** START Exercise material **

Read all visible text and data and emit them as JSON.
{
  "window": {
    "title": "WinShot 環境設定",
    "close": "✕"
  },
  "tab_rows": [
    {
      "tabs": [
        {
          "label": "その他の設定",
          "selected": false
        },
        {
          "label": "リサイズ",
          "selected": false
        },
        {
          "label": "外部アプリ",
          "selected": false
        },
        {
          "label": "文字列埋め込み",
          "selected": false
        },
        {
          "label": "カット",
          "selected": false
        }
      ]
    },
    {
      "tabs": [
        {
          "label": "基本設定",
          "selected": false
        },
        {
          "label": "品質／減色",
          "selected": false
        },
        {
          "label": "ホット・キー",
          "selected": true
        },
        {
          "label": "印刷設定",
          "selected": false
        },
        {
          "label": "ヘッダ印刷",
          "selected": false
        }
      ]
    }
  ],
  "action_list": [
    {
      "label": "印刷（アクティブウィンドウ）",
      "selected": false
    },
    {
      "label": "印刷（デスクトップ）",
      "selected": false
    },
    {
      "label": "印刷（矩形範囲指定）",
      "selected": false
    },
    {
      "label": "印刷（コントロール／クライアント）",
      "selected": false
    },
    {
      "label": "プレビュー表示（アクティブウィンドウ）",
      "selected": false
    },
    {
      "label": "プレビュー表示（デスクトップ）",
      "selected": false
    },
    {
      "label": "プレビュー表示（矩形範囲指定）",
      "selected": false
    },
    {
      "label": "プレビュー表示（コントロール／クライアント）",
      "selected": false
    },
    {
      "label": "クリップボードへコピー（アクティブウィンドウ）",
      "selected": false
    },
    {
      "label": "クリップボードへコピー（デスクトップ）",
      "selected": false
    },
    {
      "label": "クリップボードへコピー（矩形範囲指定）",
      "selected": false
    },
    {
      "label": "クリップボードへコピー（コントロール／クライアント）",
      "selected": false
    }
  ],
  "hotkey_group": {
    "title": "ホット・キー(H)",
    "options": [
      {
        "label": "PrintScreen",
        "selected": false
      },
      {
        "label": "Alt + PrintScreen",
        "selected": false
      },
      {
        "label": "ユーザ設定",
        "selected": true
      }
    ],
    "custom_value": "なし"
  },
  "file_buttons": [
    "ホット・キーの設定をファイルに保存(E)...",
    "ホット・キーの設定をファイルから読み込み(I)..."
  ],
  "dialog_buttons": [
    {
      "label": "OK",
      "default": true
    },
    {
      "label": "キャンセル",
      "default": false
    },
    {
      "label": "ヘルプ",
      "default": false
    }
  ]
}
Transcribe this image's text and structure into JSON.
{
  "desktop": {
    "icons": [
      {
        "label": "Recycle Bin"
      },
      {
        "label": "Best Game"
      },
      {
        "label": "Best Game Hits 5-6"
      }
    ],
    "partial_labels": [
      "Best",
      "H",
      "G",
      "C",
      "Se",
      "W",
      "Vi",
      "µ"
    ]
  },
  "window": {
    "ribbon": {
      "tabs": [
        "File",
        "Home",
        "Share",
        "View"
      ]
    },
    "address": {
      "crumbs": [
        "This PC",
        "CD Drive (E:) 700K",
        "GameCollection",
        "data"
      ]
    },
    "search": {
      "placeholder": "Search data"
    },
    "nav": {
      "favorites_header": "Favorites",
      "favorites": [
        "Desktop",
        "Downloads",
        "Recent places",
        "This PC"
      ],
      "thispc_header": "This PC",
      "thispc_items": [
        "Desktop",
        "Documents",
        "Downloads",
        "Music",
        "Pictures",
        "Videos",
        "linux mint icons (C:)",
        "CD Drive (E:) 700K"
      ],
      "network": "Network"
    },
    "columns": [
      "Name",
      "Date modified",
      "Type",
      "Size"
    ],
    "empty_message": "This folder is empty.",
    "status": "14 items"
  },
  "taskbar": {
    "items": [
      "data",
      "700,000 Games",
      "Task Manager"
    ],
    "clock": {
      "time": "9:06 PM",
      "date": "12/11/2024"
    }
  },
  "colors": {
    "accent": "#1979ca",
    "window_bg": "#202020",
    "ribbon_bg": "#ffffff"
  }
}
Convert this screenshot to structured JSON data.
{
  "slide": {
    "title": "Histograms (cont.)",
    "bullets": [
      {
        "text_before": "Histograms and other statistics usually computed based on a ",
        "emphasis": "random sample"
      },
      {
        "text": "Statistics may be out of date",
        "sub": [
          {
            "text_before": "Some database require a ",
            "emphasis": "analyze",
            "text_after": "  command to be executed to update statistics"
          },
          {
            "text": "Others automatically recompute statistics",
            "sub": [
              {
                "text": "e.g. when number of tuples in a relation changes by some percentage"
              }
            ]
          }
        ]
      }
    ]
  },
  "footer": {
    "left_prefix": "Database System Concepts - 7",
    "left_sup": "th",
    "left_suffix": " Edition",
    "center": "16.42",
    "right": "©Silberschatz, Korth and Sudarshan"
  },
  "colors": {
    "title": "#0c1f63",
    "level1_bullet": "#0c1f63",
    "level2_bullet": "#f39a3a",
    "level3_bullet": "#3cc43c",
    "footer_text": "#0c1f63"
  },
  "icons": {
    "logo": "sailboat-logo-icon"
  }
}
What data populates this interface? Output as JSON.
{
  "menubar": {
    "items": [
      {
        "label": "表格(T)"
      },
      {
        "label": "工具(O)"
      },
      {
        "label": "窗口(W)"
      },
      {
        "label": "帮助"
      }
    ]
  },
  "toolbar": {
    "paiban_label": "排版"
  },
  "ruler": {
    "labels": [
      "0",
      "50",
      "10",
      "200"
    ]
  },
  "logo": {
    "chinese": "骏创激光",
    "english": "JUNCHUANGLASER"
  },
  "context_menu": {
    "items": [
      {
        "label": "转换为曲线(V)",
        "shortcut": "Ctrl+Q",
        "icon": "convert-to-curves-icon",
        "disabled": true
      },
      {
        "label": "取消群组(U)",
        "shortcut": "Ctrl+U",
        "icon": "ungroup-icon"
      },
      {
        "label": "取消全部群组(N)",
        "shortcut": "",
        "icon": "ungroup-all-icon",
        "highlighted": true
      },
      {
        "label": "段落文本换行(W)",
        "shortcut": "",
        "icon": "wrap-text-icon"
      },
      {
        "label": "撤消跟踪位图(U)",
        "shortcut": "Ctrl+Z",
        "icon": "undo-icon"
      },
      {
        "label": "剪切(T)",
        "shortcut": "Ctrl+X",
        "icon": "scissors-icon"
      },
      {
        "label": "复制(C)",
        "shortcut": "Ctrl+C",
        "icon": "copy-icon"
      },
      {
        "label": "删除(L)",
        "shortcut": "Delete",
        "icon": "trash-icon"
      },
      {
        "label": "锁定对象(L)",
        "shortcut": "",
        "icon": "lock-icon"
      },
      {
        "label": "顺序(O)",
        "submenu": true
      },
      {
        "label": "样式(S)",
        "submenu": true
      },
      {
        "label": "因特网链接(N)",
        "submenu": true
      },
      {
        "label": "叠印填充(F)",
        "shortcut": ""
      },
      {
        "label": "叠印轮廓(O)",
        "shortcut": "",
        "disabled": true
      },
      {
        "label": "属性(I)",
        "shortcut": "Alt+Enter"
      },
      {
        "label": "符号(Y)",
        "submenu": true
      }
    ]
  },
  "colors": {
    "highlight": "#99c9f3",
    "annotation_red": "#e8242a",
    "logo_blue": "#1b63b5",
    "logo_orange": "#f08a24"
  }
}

** END Exercise material **

Return only the number of lines in the data that contain "クリップボードへコピー".

Result for this task » 4